Stored data entries:
>>>

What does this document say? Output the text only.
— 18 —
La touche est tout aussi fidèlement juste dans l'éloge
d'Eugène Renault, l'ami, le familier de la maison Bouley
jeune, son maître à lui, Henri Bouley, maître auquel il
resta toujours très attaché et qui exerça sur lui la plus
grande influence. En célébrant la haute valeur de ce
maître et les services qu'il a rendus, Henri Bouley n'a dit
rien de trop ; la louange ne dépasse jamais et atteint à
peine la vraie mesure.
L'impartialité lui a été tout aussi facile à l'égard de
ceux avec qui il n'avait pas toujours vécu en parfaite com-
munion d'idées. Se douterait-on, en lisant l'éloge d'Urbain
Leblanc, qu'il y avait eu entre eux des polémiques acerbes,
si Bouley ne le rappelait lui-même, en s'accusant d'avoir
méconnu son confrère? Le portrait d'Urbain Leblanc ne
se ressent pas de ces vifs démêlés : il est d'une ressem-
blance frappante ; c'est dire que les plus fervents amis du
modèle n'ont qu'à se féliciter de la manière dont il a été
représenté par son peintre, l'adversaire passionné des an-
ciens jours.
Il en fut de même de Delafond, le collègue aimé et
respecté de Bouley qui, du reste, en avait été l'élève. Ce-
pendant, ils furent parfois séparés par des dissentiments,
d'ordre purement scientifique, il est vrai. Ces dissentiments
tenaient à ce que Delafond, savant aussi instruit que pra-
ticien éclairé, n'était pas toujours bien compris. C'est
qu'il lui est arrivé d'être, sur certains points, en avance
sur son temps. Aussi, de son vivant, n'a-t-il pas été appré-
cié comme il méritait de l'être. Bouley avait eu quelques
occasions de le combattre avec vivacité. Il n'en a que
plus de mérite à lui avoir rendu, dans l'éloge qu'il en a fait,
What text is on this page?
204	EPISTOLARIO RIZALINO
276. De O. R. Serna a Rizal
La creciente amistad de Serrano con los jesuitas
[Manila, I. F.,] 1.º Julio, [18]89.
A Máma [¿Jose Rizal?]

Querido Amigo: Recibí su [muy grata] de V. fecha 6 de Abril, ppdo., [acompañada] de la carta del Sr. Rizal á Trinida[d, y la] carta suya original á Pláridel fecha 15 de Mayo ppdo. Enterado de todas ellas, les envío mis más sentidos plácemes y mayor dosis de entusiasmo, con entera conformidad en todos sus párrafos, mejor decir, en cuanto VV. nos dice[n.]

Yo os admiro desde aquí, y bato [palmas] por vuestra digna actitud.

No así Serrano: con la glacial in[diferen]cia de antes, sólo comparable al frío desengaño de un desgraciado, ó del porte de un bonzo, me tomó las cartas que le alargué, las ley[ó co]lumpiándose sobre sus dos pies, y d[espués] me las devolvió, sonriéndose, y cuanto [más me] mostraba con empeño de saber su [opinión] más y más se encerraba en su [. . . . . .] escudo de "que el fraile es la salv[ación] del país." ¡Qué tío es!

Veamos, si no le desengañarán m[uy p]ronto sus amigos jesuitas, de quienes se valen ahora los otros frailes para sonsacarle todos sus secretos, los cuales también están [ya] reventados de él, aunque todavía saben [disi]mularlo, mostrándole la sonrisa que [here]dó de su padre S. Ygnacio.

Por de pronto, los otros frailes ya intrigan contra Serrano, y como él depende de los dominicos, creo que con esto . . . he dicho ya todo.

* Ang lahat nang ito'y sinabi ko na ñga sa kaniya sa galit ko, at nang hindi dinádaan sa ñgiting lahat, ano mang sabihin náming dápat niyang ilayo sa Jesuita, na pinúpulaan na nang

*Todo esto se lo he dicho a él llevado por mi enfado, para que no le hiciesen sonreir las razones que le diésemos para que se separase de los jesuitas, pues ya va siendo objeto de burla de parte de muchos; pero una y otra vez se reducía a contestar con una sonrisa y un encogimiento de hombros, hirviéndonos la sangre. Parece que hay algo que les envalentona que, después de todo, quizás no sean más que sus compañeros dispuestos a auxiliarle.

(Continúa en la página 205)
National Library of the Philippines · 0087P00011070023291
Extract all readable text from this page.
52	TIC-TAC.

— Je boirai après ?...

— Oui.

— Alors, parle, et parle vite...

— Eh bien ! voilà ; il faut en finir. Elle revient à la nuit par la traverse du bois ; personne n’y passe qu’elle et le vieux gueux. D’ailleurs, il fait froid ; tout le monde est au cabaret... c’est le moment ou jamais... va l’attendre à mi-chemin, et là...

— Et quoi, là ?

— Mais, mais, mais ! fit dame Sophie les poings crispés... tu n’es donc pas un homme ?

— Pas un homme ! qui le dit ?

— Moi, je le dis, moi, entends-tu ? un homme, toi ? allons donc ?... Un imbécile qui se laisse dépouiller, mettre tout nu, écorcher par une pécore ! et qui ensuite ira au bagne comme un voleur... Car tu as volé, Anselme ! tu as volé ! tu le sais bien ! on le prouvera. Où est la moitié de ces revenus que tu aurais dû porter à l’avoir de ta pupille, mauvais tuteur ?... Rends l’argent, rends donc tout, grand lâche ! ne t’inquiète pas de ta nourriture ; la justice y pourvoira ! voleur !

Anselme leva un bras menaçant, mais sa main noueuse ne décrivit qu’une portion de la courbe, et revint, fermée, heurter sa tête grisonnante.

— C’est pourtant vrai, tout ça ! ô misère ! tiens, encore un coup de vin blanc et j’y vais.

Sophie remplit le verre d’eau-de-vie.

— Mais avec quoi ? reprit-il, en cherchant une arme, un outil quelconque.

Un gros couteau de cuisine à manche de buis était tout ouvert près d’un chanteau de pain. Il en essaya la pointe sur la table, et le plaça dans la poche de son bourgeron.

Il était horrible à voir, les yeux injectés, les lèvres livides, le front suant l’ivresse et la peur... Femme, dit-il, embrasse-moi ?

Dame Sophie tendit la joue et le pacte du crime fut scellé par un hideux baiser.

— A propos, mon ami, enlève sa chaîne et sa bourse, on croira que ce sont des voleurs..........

<<<

• STATED TASK:
Only a number is wanted here: how many lines in the data above include the string "être"?

• COMPLETED TASK:
2